_EXERCISE_:
Please give the listing again in its entirety, exactly as written.

BEGIN MATERIALS PROVIDED

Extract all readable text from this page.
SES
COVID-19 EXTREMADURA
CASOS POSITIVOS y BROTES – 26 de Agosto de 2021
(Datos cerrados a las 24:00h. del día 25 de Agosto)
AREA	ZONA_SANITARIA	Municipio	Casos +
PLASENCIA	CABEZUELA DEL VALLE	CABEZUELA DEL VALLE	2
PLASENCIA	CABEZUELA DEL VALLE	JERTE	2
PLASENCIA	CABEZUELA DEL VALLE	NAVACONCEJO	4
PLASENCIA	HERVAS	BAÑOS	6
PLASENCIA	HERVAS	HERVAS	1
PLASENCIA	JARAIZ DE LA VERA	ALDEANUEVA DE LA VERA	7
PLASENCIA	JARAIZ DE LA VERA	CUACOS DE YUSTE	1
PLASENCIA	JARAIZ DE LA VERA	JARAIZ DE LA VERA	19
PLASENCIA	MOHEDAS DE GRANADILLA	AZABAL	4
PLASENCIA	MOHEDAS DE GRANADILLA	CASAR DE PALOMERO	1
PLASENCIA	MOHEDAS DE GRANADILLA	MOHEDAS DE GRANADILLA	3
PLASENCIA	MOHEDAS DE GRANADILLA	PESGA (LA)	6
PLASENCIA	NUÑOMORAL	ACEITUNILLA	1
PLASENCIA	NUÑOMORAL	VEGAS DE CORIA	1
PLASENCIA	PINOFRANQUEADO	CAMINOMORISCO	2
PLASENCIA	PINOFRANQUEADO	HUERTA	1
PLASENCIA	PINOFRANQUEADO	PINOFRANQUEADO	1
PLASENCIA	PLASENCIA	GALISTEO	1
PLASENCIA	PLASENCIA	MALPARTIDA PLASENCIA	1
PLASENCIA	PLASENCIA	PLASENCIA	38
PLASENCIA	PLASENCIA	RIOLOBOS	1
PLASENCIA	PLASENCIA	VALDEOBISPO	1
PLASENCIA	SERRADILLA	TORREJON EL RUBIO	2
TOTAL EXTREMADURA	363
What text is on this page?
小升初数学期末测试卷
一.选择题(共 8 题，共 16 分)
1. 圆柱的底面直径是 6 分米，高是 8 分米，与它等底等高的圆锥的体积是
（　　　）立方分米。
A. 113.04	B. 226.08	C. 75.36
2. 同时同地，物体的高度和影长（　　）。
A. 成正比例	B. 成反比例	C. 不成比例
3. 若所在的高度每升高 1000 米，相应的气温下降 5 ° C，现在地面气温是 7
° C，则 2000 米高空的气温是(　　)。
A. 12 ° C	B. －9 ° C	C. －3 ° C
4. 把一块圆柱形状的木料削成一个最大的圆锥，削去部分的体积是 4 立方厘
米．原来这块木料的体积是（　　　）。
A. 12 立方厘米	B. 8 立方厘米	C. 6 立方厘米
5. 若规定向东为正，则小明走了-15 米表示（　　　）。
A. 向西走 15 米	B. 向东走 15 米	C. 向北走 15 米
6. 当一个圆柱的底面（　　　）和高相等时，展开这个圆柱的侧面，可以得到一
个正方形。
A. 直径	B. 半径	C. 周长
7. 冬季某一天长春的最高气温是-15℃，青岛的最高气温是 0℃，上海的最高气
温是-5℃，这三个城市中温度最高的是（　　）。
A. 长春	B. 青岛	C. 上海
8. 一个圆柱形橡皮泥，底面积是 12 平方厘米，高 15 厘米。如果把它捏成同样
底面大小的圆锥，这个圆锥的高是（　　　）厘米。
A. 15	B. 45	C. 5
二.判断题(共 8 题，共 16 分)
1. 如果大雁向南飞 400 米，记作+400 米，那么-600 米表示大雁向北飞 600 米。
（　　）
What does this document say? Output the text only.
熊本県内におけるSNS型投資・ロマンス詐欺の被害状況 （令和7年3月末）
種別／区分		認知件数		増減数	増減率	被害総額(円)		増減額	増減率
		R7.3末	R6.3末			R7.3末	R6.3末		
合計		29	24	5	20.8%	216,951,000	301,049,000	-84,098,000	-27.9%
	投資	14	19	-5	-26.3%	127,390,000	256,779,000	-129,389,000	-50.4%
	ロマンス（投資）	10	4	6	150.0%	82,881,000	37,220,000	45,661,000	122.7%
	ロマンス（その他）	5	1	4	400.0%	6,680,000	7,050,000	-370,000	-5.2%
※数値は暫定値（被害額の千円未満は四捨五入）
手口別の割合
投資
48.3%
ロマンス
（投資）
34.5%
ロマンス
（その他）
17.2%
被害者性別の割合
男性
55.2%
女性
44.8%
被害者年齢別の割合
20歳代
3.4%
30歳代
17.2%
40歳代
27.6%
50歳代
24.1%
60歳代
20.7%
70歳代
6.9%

END MATERIALS PROVIDED

_TASK OUTPUT_:
Extract all readable text from this page.
SES
COVID-19 EXTREMADURA
CASOS POSITIVOS y BROTES – 26 de Agosto de 2021
(Datos cerrados a las 24:00h. del día 25 de Agosto)
AREA	ZONA_SANITARIA	Municipio	Casos +
PLASENCIA	CABEZUELA DEL VALLE	CABEZUELA DEL VALLE	2
PLASENCIA	CABEZUELA DEL VALLE	JERTE	2
PLASENCIA	CABEZUELA DEL VALLE	NAVACONCEJO	4
PLASENCIA	HERVAS	BAÑOS	6
PLASENCIA	HERVAS	HERVAS	1
PLASENCIA	JARAIZ DE LA VERA	ALDEANUEVA DE LA VERA	7
PLASENCIA	JARAIZ DE LA VERA	CUACOS DE YUSTE	1
PLASENCIA	JARAIZ DE LA VERA	JARAIZ DE LA VERA	19
PLASENCIA	MOHEDAS DE GRANADILLA	AZABAL	4
PLASENCIA	MOHEDAS DE GRANADILLA	CASAR DE PALOMERO	1
PLASENCIA	MOHEDAS DE GRANADILLA	MOHEDAS DE GRANADILLA	3
PLASENCIA	MOHEDAS DE GRANADILLA	PESGA (LA)	6
PLASENCIA	NUÑOMORAL	ACEITUNILLA	1
PLASENCIA	NUÑOMORAL	VEGAS DE CORIA	1
PLASENCIA	PINOFRANQUEADO	CAMINOMORISCO	2
PLASENCIA	PINOFRANQUEADO	HUERTA	1
PLASENCIA	PINOFRANQUEADO	PINOFRANQUEADO	1
PLASENCIA	PLASENCIA	GALISTEO	1
PLASENCIA	PLASENCIA	MALPARTIDA PLASENCIA	1
PLASENCIA	PLASENCIA	PLASENCIA	38
PLASENCIA	PLASENCIA	RIOLOBOS	1
PLASENCIA	PLASENCIA	VALDEOBISPO	1
PLASENCIA	SERRADILLA	TORREJON EL RUBIO	2
TOTAL EXTREMADURA	363
What text is on this page?
小升初数学期末测试卷
一.选择题(共 8 题，共 16 分)
1. 圆柱的底面直径是 6 分米，高是 8 分米，与它等底等高的圆锥的体积是
（　　　）立方分米。
A. 113.04	B. 226.08	C. 75.36
2. 同时同地，物体的高度和影长（　　）。
A. 成正比例	B. 成反比例	C. 不成比例
3. 若所在的高度每升高 1000 米，相应的气温下降 5 ° C，现在地面气温是 7
° C，则 2000 米高空的气温是(　　)。
A. 12 ° C	B. －9 ° C	C. －3 ° C
4. 把一块圆柱形状的木料削成一个最大的圆锥，削去部分的体积是 4 立方厘
米．原来这块木料的体积是（　　　）。
A. 12 立方厘米	B. 8 立方厘米	C. 6 立方厘米
5. 若规定向东为正，则小明走了-15 米表示（　　　）。
A. 向西走 15 米	B. 向东走 15 米	C. 向北走 15 米
6. 当一个圆柱的底面（　　　）和高相等时，展开这个圆柱的侧面，可以得到一
个正方形。
A. 直径	B. 半径	C. 周长
7. 冬季某一天长春的最高气温是-15℃，青岛的最高气温是 0℃，上海的最高气
温是-5℃，这三个城市中温度最高的是（　　）。
A. 长春	B. 青岛	C. 上海
8. 一个圆柱形橡皮泥，底面积是 12 平方厘米，高 15 厘米。如果把它捏成同样
底面大小的圆锥，这个圆锥的高是（　　　）厘米。
A. 15	B. 45	C. 5
二.判断题(共 8 题，共 16 分)
1. 如果大雁向南飞 400 米，记作+400 米，那么-600 米表示大雁向北飞 600 米。
（　　）
What does this document say? Output the text only.
熊本県内におけるSNS型投資・ロマンス詐欺の被害状況 （令和7年3月末）
種別／区分		認知件数		増減数	増減率	被害総額(円)		増減額	増減率
		R7.3末	R6.3末			R7.3末	R6.3末		
合計		29	24	5	20.8%	216,951,000	301,049,000	-84,098,000	-27.9%
	投資	14	19	-5	-26.3%	127,390,000	256,779,000	-129,389,000	-50.4%
	ロマンス（投資）	10	4	6	150.0%	82,881,000	37,220,000	45,661,000	122.7%
	ロマンス（その他）	5	1	4	400.0%	6,680,000	7,050,000	-370,000	-5.2%
※数値は暫定値（被害額の千円未満は四捨五入）
手口別の割合
投資
48.3%
ロマンス
（投資）
34.5%
ロマンス
（その他）
17.2%
被害者性別の割合
男性
55.2%
女性
44.8%
被害者年齢別の割合
20歳代
3.4%
30歳代
17.2%
40歳代
27.6%
50歳代
24.1%
60歳代
20.7%
70歳代
6.9%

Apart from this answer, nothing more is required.